** Written task **
Collect each line of the records containing the string "Ödeshögs".

Lines of data:
──────────

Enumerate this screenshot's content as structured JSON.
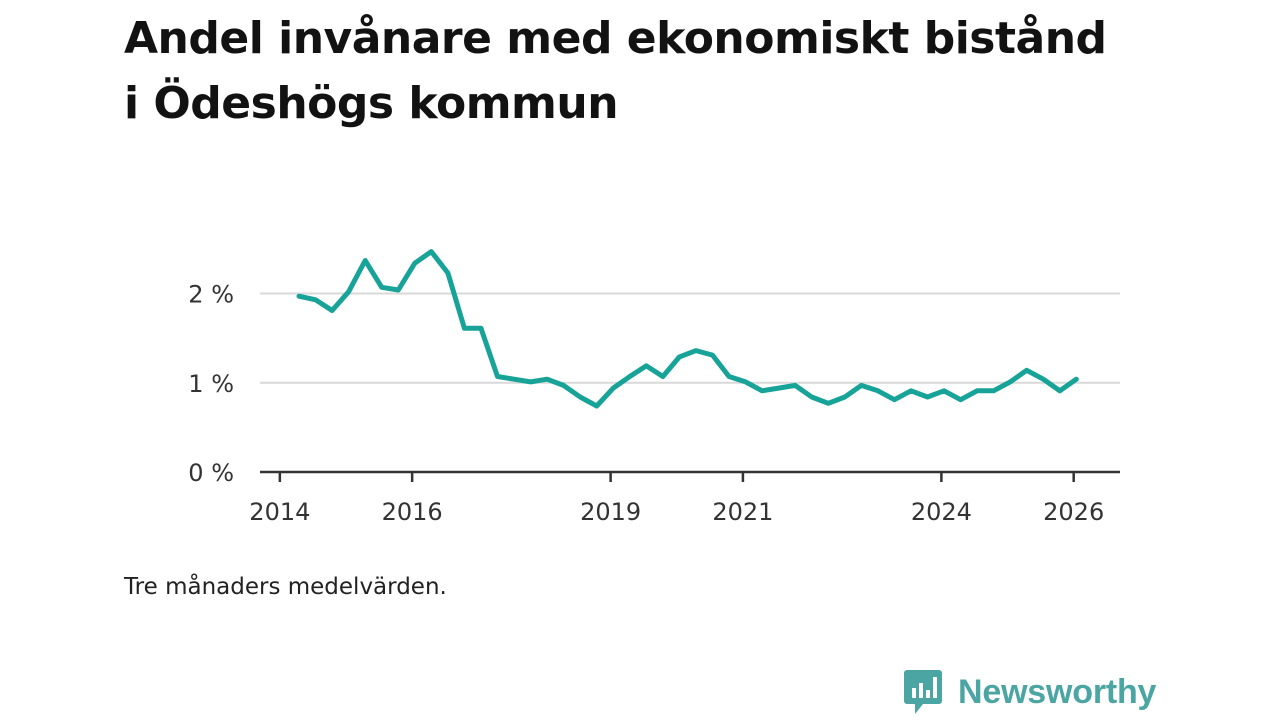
{
  "title": "Andel invånare med ekonomiskt bistånd i Ödeshögs kommun",
  "note": "Tre månaders medelvärden.",
  "brand": {
    "name": "Newsworthy",
    "icon": "newsworthy-logo-icon",
    "color": "#4aa5a3"
  },
  "colors": {
    "line": "#17a398",
    "grid": "#d9d9d9",
    "axis": "#333333"
  },
  "chart_data": {
    "type": "line",
    "title": "Andel invånare med ekonomiskt bistånd i Ödeshögs kommun",
    "xlabel": "",
    "ylabel": "",
    "xlim": [
      2013.7,
      2026.7
    ],
    "ylim": [
      0,
      2.6
    ],
    "grid": true,
    "x_ticks": [
      {
        "value": 2014.0,
        "label": "2014"
      },
      {
        "value": 2016.0,
        "label": "2016"
      },
      {
        "value": 2019.0,
        "label": "2019"
      },
      {
        "value": 2021.0,
        "label": "2021"
      },
      {
        "value": 2024.0,
        "label": "2024"
      },
      {
        "value": 2026.0,
        "label": "2026"
      }
    ],
    "y_ticks": [
      {
        "value": 0,
        "label": "0 %"
      },
      {
        "value": 1,
        "label": "1 %"
      },
      {
        "value": 2,
        "label": "2 %"
      }
    ],
    "series": [
      {
        "name": "Andel invånare med ekonomiskt bistånd",
        "x": [
          2014.29,
          2014.54,
          2014.79,
          2015.04,
          2015.29,
          2015.54,
          2015.79,
          2016.04,
          2016.29,
          2016.54,
          2016.79,
          2017.04,
          2017.29,
          2017.54,
          2017.79,
          2018.04,
          2018.29,
          2018.54,
          2018.79,
          2019.04,
          2019.29,
          2019.54,
          2019.79,
          2020.04,
          2020.29,
          2020.54,
          2020.79,
          2021.04,
          2021.29,
          2021.54,
          2021.79,
          2022.04,
          2022.29,
          2022.54,
          2022.79,
          2023.04,
          2023.29,
          2023.54,
          2023.79,
          2024.04,
          2024.29,
          2024.54,
          2024.79,
          2025.04,
          2025.29,
          2025.54,
          2025.79,
          2026.04
        ],
        "values": [
          1.97,
          1.93,
          1.81,
          2.02,
          2.37,
          2.07,
          2.04,
          2.34,
          2.47,
          2.23,
          1.61,
          1.61,
          1.07,
          1.04,
          1.01,
          1.04,
          0.97,
          0.84,
          0.74,
          0.94,
          1.07,
          1.19,
          1.07,
          1.29,
          1.36,
          1.31,
          1.07,
          1.01,
          0.91,
          0.94,
          0.97,
          0.84,
          0.77,
          0.84,
          0.97,
          0.91,
          0.81,
          0.91,
          0.84,
          0.91,
          0.81,
          0.91,
          0.91,
          1.01,
          1.14,
          1.04,
          0.91,
          1.04
        ]
      }
    ]
  }
}
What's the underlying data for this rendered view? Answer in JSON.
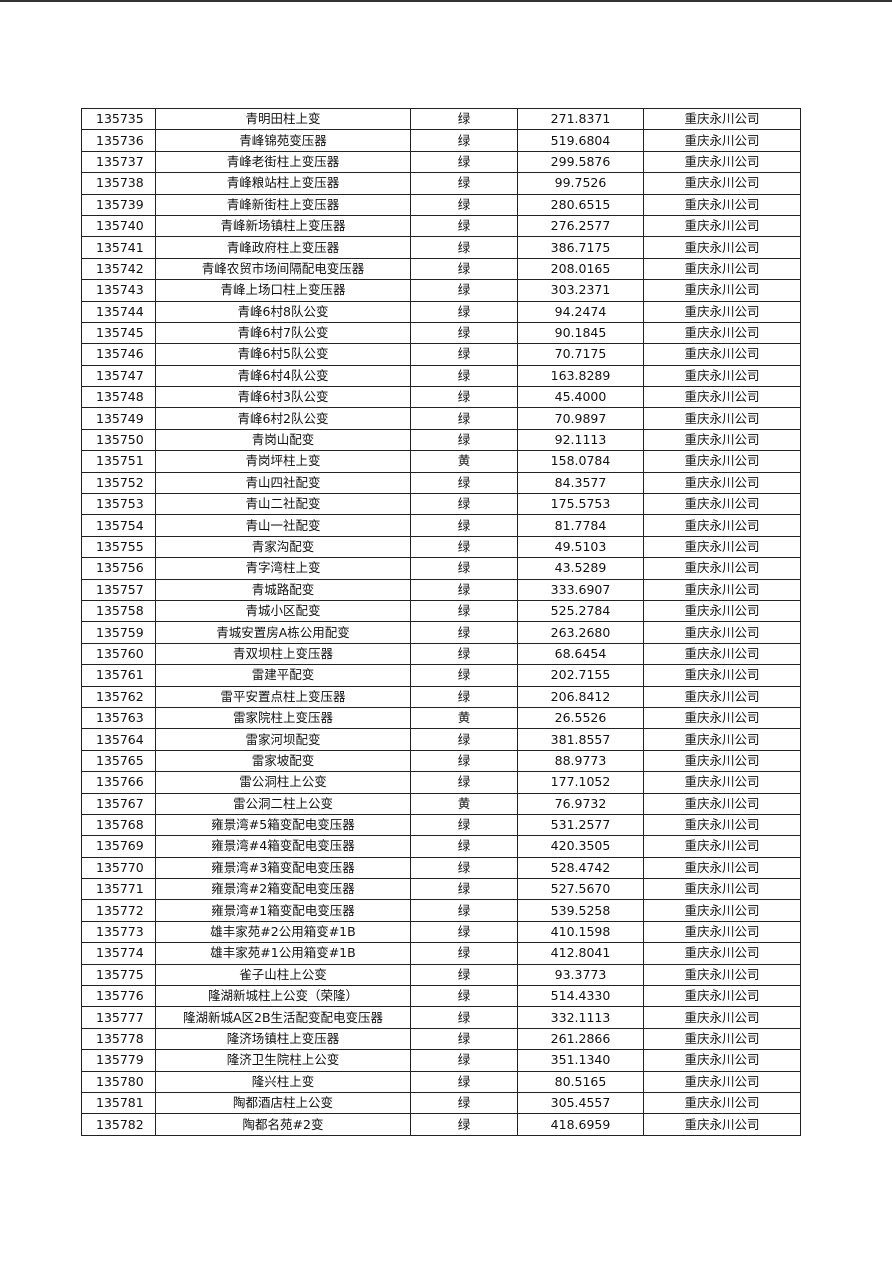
{
  "rows": [
    [
      "135735",
      "青明田柱上变",
      "绿",
      "271.8371",
      "重庆永川公司"
    ],
    [
      "135736",
      "青峰锦苑变压器",
      "绿",
      "519.6804",
      "重庆永川公司"
    ],
    [
      "135737",
      "青峰老街柱上变压器",
      "绿",
      "299.5876",
      "重庆永川公司"
    ],
    [
      "135738",
      "青峰粮站柱上变压器",
      "绿",
      "99.7526",
      "重庆永川公司"
    ],
    [
      "135739",
      "青峰新街柱上变压器",
      "绿",
      "280.6515",
      "重庆永川公司"
    ],
    [
      "135740",
      "青峰新场镇柱上变压器",
      "绿",
      "276.2577",
      "重庆永川公司"
    ],
    [
      "135741",
      "青峰政府柱上变压器",
      "绿",
      "386.7175",
      "重庆永川公司"
    ],
    [
      "135742",
      "青峰农贸市场间隔配电变压器",
      "绿",
      "208.0165",
      "重庆永川公司"
    ],
    [
      "135743",
      "青峰上场口柱上变压器",
      "绿",
      "303.2371",
      "重庆永川公司"
    ],
    [
      "135744",
      "青峰6村8队公变",
      "绿",
      "94.2474",
      "重庆永川公司"
    ],
    [
      "135745",
      "青峰6村7队公变",
      "绿",
      "90.1845",
      "重庆永川公司"
    ],
    [
      "135746",
      "青峰6村5队公变",
      "绿",
      "70.7175",
      "重庆永川公司"
    ],
    [
      "135747",
      "青峰6村4队公变",
      "绿",
      "163.8289",
      "重庆永川公司"
    ],
    [
      "135748",
      "青峰6村3队公变",
      "绿",
      "45.4000",
      "重庆永川公司"
    ],
    [
      "135749",
      "青峰6村2队公变",
      "绿",
      "70.9897",
      "重庆永川公司"
    ],
    [
      "135750",
      "青岗山配变",
      "绿",
      "92.1113",
      "重庆永川公司"
    ],
    [
      "135751",
      "青岗坪柱上变",
      "黄",
      "158.0784",
      "重庆永川公司"
    ],
    [
      "135752",
      "青山四社配变",
      "绿",
      "84.3577",
      "重庆永川公司"
    ],
    [
      "135753",
      "青山二社配变",
      "绿",
      "175.5753",
      "重庆永川公司"
    ],
    [
      "135754",
      "青山一社配变",
      "绿",
      "81.7784",
      "重庆永川公司"
    ],
    [
      "135755",
      "青家沟配变",
      "绿",
      "49.5103",
      "重庆永川公司"
    ],
    [
      "135756",
      "青字湾柱上变",
      "绿",
      "43.5289",
      "重庆永川公司"
    ],
    [
      "135757",
      "青城路配变",
      "绿",
      "333.6907",
      "重庆永川公司"
    ],
    [
      "135758",
      "青城小区配变",
      "绿",
      "525.2784",
      "重庆永川公司"
    ],
    [
      "135759",
      "青城安置房A栋公用配变",
      "绿",
      "263.2680",
      "重庆永川公司"
    ],
    [
      "135760",
      "青双坝柱上变压器",
      "绿",
      "68.6454",
      "重庆永川公司"
    ],
    [
      "135761",
      "雷建平配变",
      "绿",
      "202.7155",
      "重庆永川公司"
    ],
    [
      "135762",
      "雷平安置点柱上变压器",
      "绿",
      "206.8412",
      "重庆永川公司"
    ],
    [
      "135763",
      "雷家院柱上变压器",
      "黄",
      "26.5526",
      "重庆永川公司"
    ],
    [
      "135764",
      "雷家河坝配变",
      "绿",
      "381.8557",
      "重庆永川公司"
    ],
    [
      "135765",
      "雷家坡配变",
      "绿",
      "88.9773",
      "重庆永川公司"
    ],
    [
      "135766",
      "雷公洞柱上公变",
      "绿",
      "177.1052",
      "重庆永川公司"
    ],
    [
      "135767",
      "雷公洞二柱上公变",
      "黄",
      "76.9732",
      "重庆永川公司"
    ],
    [
      "135768",
      "雍景湾#5箱变配电变压器",
      "绿",
      "531.2577",
      "重庆永川公司"
    ],
    [
      "135769",
      "雍景湾#4箱变配电变压器",
      "绿",
      "420.3505",
      "重庆永川公司"
    ],
    [
      "135770",
      "雍景湾#3箱变配电变压器",
      "绿",
      "528.4742",
      "重庆永川公司"
    ],
    [
      "135771",
      "雍景湾#2箱变配电变压器",
      "绿",
      "527.5670",
      "重庆永川公司"
    ],
    [
      "135772",
      "雍景湾#1箱变配电变压器",
      "绿",
      "539.5258",
      "重庆永川公司"
    ],
    [
      "135773",
      "雄丰家苑#2公用箱变#1B",
      "绿",
      "410.1598",
      "重庆永川公司"
    ],
    [
      "135774",
      "雄丰家苑#1公用箱变#1B",
      "绿",
      "412.8041",
      "重庆永川公司"
    ],
    [
      "135775",
      "雀子山柱上公变",
      "绿",
      "93.3773",
      "重庆永川公司"
    ],
    [
      "135776",
      "隆湖新城柱上公变（荣隆）",
      "绿",
      "514.4330",
      "重庆永川公司"
    ],
    [
      "135777",
      "隆湖新城A区2B生活配变配电变压器",
      "绿",
      "332.1113",
      "重庆永川公司"
    ],
    [
      "135778",
      "隆济场镇柱上变压器",
      "绿",
      "261.2866",
      "重庆永川公司"
    ],
    [
      "135779",
      "隆济卫生院柱上公变",
      "绿",
      "351.1340",
      "重庆永川公司"
    ],
    [
      "135780",
      "隆兴柱上变",
      "绿",
      "80.5165",
      "重庆永川公司"
    ],
    [
      "135781",
      "陶都酒店柱上公变",
      "绿",
      "305.4557",
      "重庆永川公司"
    ],
    [
      "135782",
      "陶都名苑#2变",
      "绿",
      "418.6959",
      "重庆永川公司"
    ]
  ]
}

──────────

** Written response **
  "title": "Andel invånare med ekonomiskt bistånd i Ödeshögs kommun",
    "title": "Andel invånare med ekonomiskt bistånd i Ödeshögs kommun",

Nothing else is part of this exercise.